_THE REQUEST_. Retype the whole listing, please, keeping every line exact and dropping the pictures.

-- start EXTRACTED INFORMATION --

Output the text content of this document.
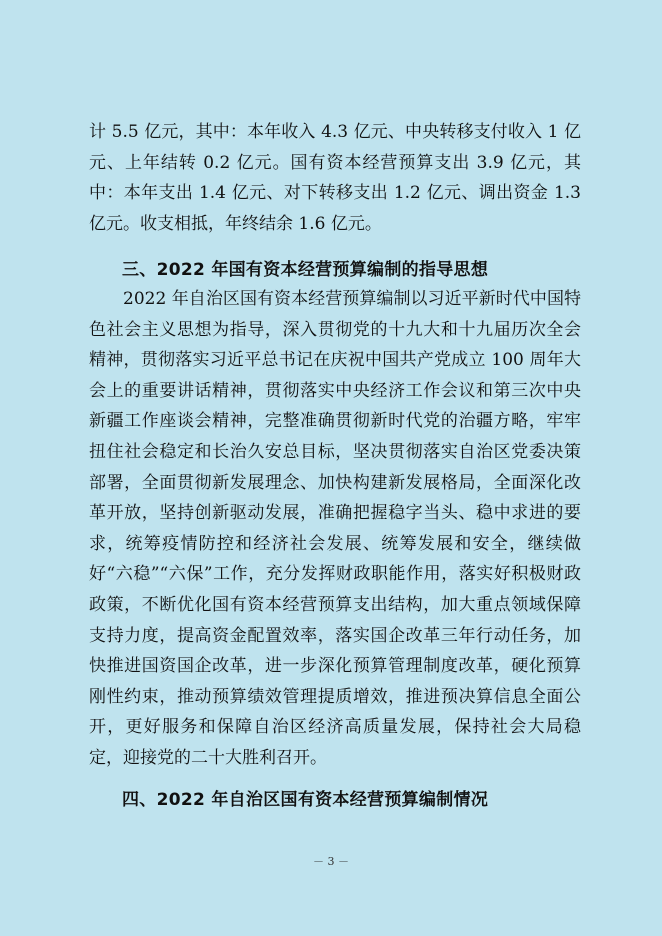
计 5.5 亿元，其中：本年收入 4.3 亿元、中央转移支付收入 1 亿元、上年结转 0.2 亿元。国有资本经营预算支出 3.9 亿元，其中：本年支出 1.4 亿元、对下转移支出 1.2 亿元、调出资金 1.3 亿元。收支相抵，年终结余 1.6 亿元。

三、2022 年国有资本经营预算编制的指导思想

2022 年自治区国有资本经营预算编制以习近平新时代中国特色社会主义思想为指导，深入贯彻党的十九大和十九届历次全会精神，贯彻落实习近平总书记在庆祝中国共产党成立 100 周年大会上的重要讲话精神，贯彻落实中央经济工作会议和第三次中央新疆工作座谈会精神，完整准确贯彻新时代党的治疆方略，牢牢扭住社会稳定和长治久安总目标，坚决贯彻落实自治区党委决策部署，全面贯彻新发展理念、加快构建新发展格局，全面深化改革开放，坚持创新驱动发展，准确把握稳字当头、稳中求进的要求，统筹疫情防控和经济社会发展、统筹发展和安全，继续做好“六稳”“六保”工作，充分发挥财政职能作用，落实好积极财政政策，不断优化国有资本经营预算支出结构，加大重点领域保障支持力度，提高资金配置效率，落实国企改革三年行动任务，加快推进国资国企改革，进一步深化预算管理制度改革，硬化预算刚性约束，推动预算绩效管理提质增效，推进预决算信息全面公开，更好服务和保障自治区经济高质量发展，保持社会大局稳定，迎接党的二十大胜利召开。

四、2022 年自治区国有资本经营预算编制情况

－ 3 －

-- end EXTRACTED INFORMATION --

_RESULT OF THE EXERCISE_.
Output the text content of this document.
计 5.5 亿元，其中：本年收入 4.3 亿元、中央转移支付收入 1 亿元、上年结转 0.2 亿元。国有资本经营预算支出 3.9 亿元，其中：本年支出 1.4 亿元、对下转移支出 1.2 亿元、调出资金 1.3 亿元。收支相抵，年终结余 1.6 亿元。

三、2022 年国有资本经营预算编制的指导思想

2022 年自治区国有资本经营预算编制以习近平新时代中国特色社会主义思想为指导，深入贯彻党的十九大和十九届历次全会精神，贯彻落实习近平总书记在庆祝中国共产党成立 100 周年大会上的重要讲话精神，贯彻落实中央经济工作会议和第三次中央新疆工作座谈会精神，完整准确贯彻新时代党的治疆方略，牢牢扭住社会稳定和长治久安总目标，坚决贯彻落实自治区党委决策部署，全面贯彻新发展理念、加快构建新发展格局，全面深化改革开放，坚持创新驱动发展，准确把握稳字当头、稳中求进的要求，统筹疫情防控和经济社会发展、统筹发展和安全，继续做好“六稳”“六保”工作，充分发挥财政职能作用，落实好积极财政政策，不断优化国有资本经营预算支出结构，加大重点领域保障支持力度，提高资金配置效率，落实国企改革三年行动任务，加快推进国资国企改革，进一步深化预算管理制度改革，硬化预算刚性约束，推动预算绩效管理提质增效，推进预决算信息全面公开，更好服务和保障自治区经济高质量发展，保持社会大局稳定，迎接党的二十大胜利召开。

四、2022 年自治区国有资本经营预算编制情况

－ 3 －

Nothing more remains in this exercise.